Dataset entries:
__________________________________________________
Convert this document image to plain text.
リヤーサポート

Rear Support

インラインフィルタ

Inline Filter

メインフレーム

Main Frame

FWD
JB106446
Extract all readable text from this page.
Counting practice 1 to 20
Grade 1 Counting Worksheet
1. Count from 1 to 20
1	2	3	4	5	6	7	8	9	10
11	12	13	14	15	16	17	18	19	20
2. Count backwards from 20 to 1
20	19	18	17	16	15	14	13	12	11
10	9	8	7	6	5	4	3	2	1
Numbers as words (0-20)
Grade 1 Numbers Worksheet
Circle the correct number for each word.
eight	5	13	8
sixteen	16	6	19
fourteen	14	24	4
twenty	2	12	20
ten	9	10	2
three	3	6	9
__________________________________________________
Output the listing above word for word.

Full output
Convert this document image to plain text.
リヤーサポート

Rear Support

インラインフィルタ

Inline Filter

メインフレーム

Main Frame

FWD
JB106446
Extract all readable text from this page.
Counting practice 1 to 20
Grade 1 Counting Worksheet
1. Count from 1 to 20
1	2	3	4	5	6	7	8	9	10
11	12	13	14	15	16	17	18	19	20
2. Count backwards from 20 to 1
20	19	18	17	16	15	14	13	12	11
10	9	8	7	6	5	4	3	2	1
Numbers as words (0-20)
Grade 1 Numbers Worksheet
Circle the correct number for each word.
eight	5	13	8
sixteen	16	6	19
fourteen	14	24	4
twenty	2	12	20
ten	9	10	2
three	3	6	9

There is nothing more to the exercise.